[Instruction] Print every row below word for word, with no changes, and leave the pictures out.

[Records supplied]
--------------------------------------------------
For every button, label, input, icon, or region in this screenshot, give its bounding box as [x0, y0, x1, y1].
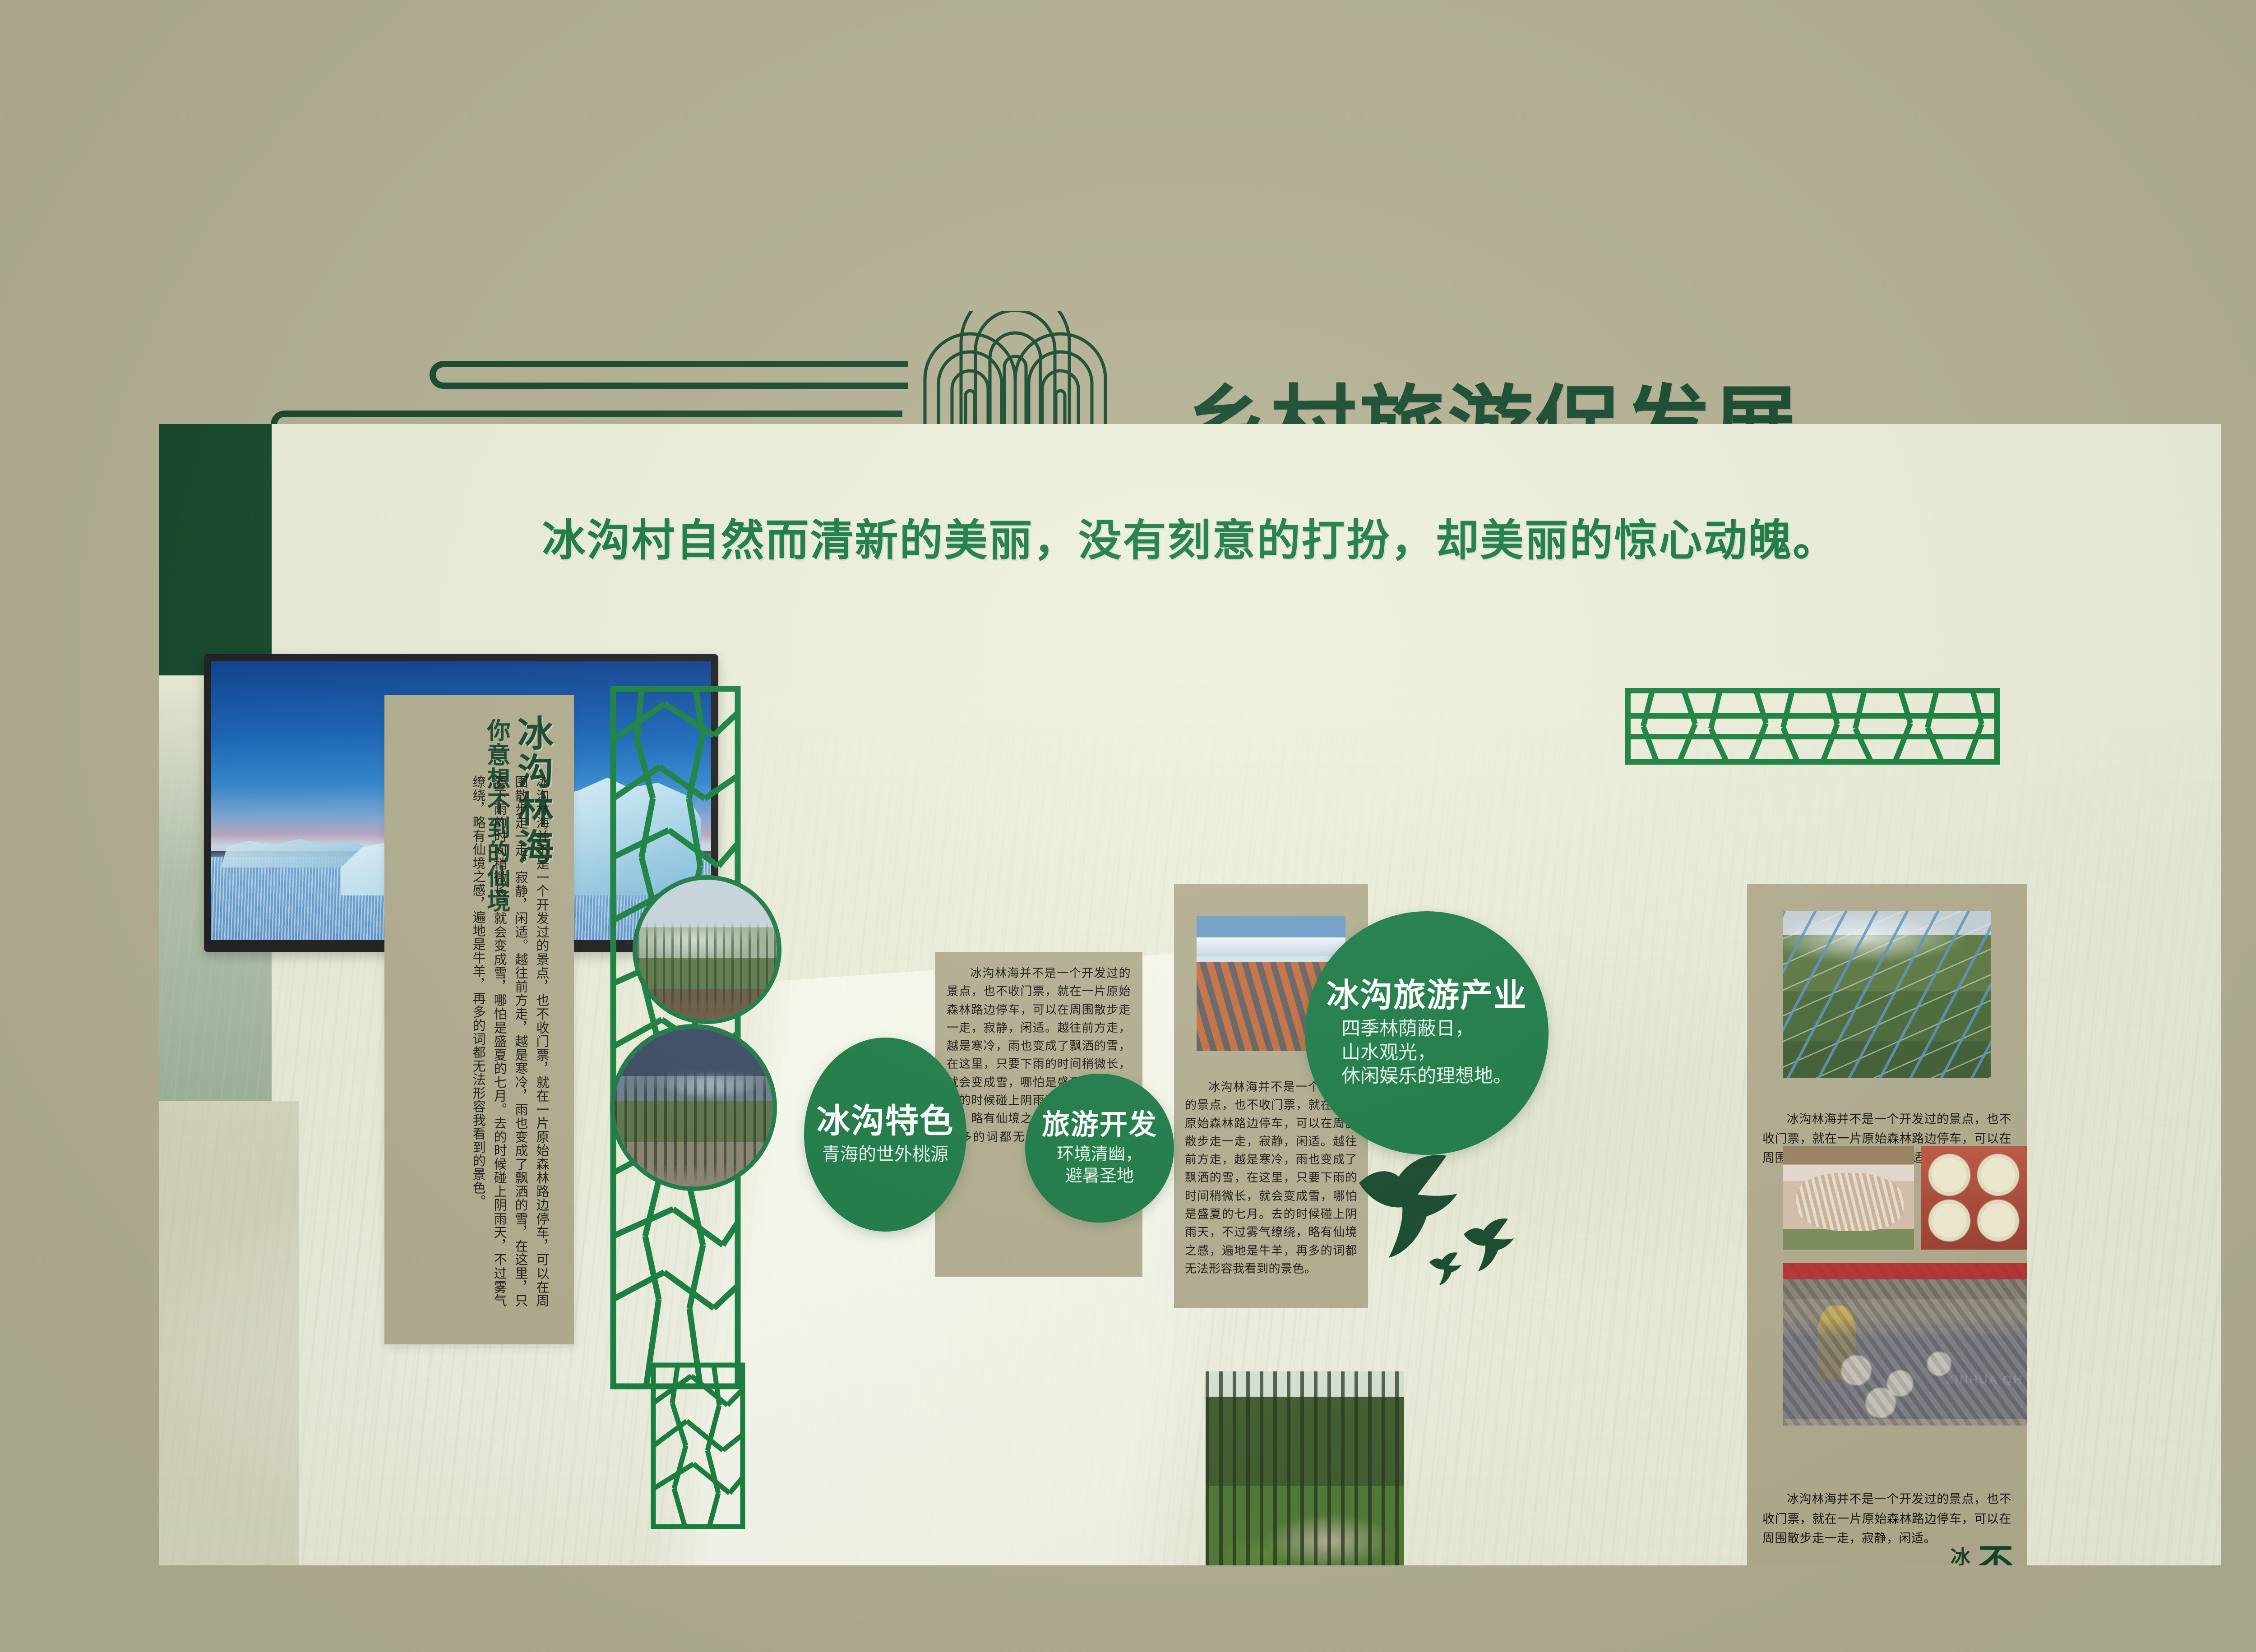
poster-stage: 乡村旅游促发展 冰沟村自然而清新的美丽，没有刻意的打扮，却美丽的惊心动魄。 冰沟…	[0, 0, 2256, 1652]
swiss-subtitle: 冰沟林海美如瑞士	[1944, 1546, 1973, 1565]
mountain-river-photo	[615, 1029, 772, 1186]
badge-special-subtitle: 青海的世外桃源	[822, 1143, 948, 1166]
badge-development[interactable]: 旅游开发 环境清幽， 避暑圣地	[1025, 1074, 1174, 1223]
main-board: 冰沟村自然而清新的美丽，没有刻意的打扮，却美丽的惊心动魄。 冰沟林海 你意想不到…	[159, 424, 2221, 1565]
mossy-forest-photo	[1206, 1371, 1404, 1565]
mountain-photo-bubble	[610, 1024, 777, 1191]
aerial-plan-photo	[1783, 911, 1991, 1078]
yogurt-bowls-photo-inner	[1921, 1146, 2027, 1250]
badge-special[interactable]: 冰沟特色 青海的世外桃源	[804, 1038, 966, 1232]
food-market-photo: XINHUA QH	[1783, 1263, 2027, 1426]
badge-development-title: 旅游开发	[1042, 1110, 1157, 1140]
photo-watermark: XINHUA QH	[1946, 1373, 2023, 1387]
forest-photo-bubble	[633, 875, 781, 1024]
vertical-panel-body: 冰沟林海并不是一个开发过的景点，也不收门票，就在一片原始森林路边停车，可以在周围…	[467, 775, 552, 1307]
swiss-text-group: 不是瑞士 冰沟林海美如瑞士	[1896, 1543, 2031, 1565]
mosaic-lattice-strip	[1625, 688, 2000, 765]
aerial-resort-plan-photo	[1783, 911, 1991, 1078]
badge-industry[interactable]: 冰沟旅游产业 四季林荫蔽日， 山水观光， 休闲娱乐的理想地。	[1305, 911, 1549, 1155]
badge-industry-subtitle: 四季林荫蔽日， 山水观光， 休闲娱乐的理想地。	[1341, 1017, 1512, 1088]
vertical-text-panel: 冰沟林海 你意想不到的仙境 冰沟林海并不是一个开发过的景点，也不收门票，就在一片…	[384, 695, 574, 1344]
badge-industry-title: 冰沟旅游产业	[1327, 978, 1527, 1012]
outdoor-food-market-photo: XINHUA QH	[1783, 1263, 2027, 1426]
misty-forest-photo	[637, 880, 777, 1020]
badge-special-title: 冰沟特色	[817, 1103, 954, 1139]
decor-line-1	[430, 361, 908, 389]
swiss-title: 不是瑞士	[1967, 1543, 2018, 1565]
snow-mountain-band	[1197, 937, 1345, 956]
mutton-dish-photo	[1783, 1146, 1914, 1250]
board-subtitle: 冰沟村自然而清新的美丽，没有刻意的打扮，却美丽的惊心动魄。	[159, 505, 2221, 568]
mossy-forest-floor-photo	[1206, 1371, 1404, 1565]
market-vendor	[1817, 1306, 1856, 1380]
header: 乡村旅游促发展	[0, 149, 2256, 352]
far-card-body-2: 冰沟林海并不是一个开发过的景点，也不收门票，就在一片原始森林路边停车，可以在周围…	[1762, 1490, 2011, 1548]
badge-development-subtitle: 环境清幽， 避暑圣地	[1057, 1144, 1142, 1186]
yogurt-bowls-photo	[1921, 1146, 2027, 1250]
mosaic-lattice-small	[651, 1362, 745, 1529]
flying-birds-icon	[1350, 1141, 1539, 1286]
sliced-mutton-dish-photo	[1783, 1146, 1914, 1250]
--------------------------------------------------
[Written response]
For every button, label, input, icon, or region in this screenshot, give its bounding box as [x0, y0, x1, y1].
poster-stage: 乡村旅游促发展 冰沟村自然而清新的美丽，没有刻意的打扮，却美丽的惊心动魄。 冰沟…	[0, 0, 2256, 1652]
swiss-subtitle: 冰沟林海美如瑞士	[1944, 1546, 1973, 1565]
mountain-river-photo	[615, 1029, 772, 1186]
badge-special-subtitle: 青海的世外桃源	[822, 1143, 948, 1166]
badge-development[interactable]: 旅游开发 环境清幽， 避暑圣地	[1025, 1074, 1174, 1223]
main-board: 冰沟村自然而清新的美丽，没有刻意的打扮，却美丽的惊心动魄。 冰沟林海 你意想不到…	[159, 424, 2221, 1565]
mossy-forest-photo	[1206, 1371, 1404, 1565]
mountain-photo-bubble	[610, 1024, 777, 1191]
aerial-plan-photo	[1783, 911, 1991, 1078]
yogurt-bowls-photo-inner	[1921, 1146, 2027, 1250]
badge-special[interactable]: 冰沟特色 青海的世外桃源	[804, 1038, 966, 1232]
food-market-photo: XINHUA QH	[1783, 1263, 2027, 1426]
badge-development-title: 旅游开发	[1042, 1110, 1157, 1140]
photo-watermark: XINHUA QH	[1946, 1373, 2023, 1387]
forest-photo-bubble	[633, 875, 781, 1024]
vertical-panel-body: 冰沟林海并不是一个开发过的景点，也不收门票，就在一片原始森林路边停车，可以在周围…	[467, 775, 552, 1307]
swiss-text-group: 不是瑞士 冰沟林海美如瑞士	[1896, 1543, 2031, 1565]
mosaic-lattice-strip	[1625, 688, 2000, 765]
aerial-resort-plan-photo	[1783, 911, 1991, 1078]
badge-industry[interactable]: 冰沟旅游产业 四季林荫蔽日， 山水观光， 休闲娱乐的理想地。	[1305, 911, 1549, 1155]
badge-industry-subtitle: 四季林荫蔽日， 山水观光， 休闲娱乐的理想地。	[1341, 1017, 1512, 1088]
vertical-text-panel: 冰沟林海 你意想不到的仙境 冰沟林海并不是一个开发过的景点，也不收门票，就在一片…	[384, 695, 574, 1344]
badge-industry-title: 冰沟旅游产业	[1327, 978, 1527, 1012]
outdoor-food-market-photo: XINHUA QH	[1783, 1263, 2027, 1426]
misty-forest-photo	[637, 880, 777, 1020]
badge-special-title: 冰沟特色	[817, 1103, 954, 1139]
decor-line-1	[430, 361, 908, 389]
swiss-title: 不是瑞士	[1967, 1543, 2018, 1565]
snow-mountain-band	[1197, 937, 1345, 956]
mutton-dish-photo	[1783, 1146, 1914, 1250]
board-subtitle: 冰沟村自然而清新的美丽，没有刻意的打扮，却美丽的惊心动魄。	[159, 505, 2221, 568]
mossy-forest-floor-photo	[1206, 1371, 1404, 1565]
market-vendor	[1817, 1306, 1856, 1380]
header: 乡村旅游促发展	[0, 149, 2256, 352]
far-card-body-2: 冰沟林海并不是一个开发过的景点，也不收门票，就在一片原始森林路边停车，可以在周围…	[1762, 1490, 2011, 1548]
badge-development-subtitle: 环境清幽， 避暑圣地	[1057, 1144, 1142, 1186]
yogurt-bowls-photo	[1921, 1146, 2027, 1250]
mosaic-lattice-small	[651, 1362, 745, 1529]
flying-birds-icon	[1350, 1141, 1539, 1286]
sliced-mutton-dish-photo	[1783, 1146, 1914, 1250]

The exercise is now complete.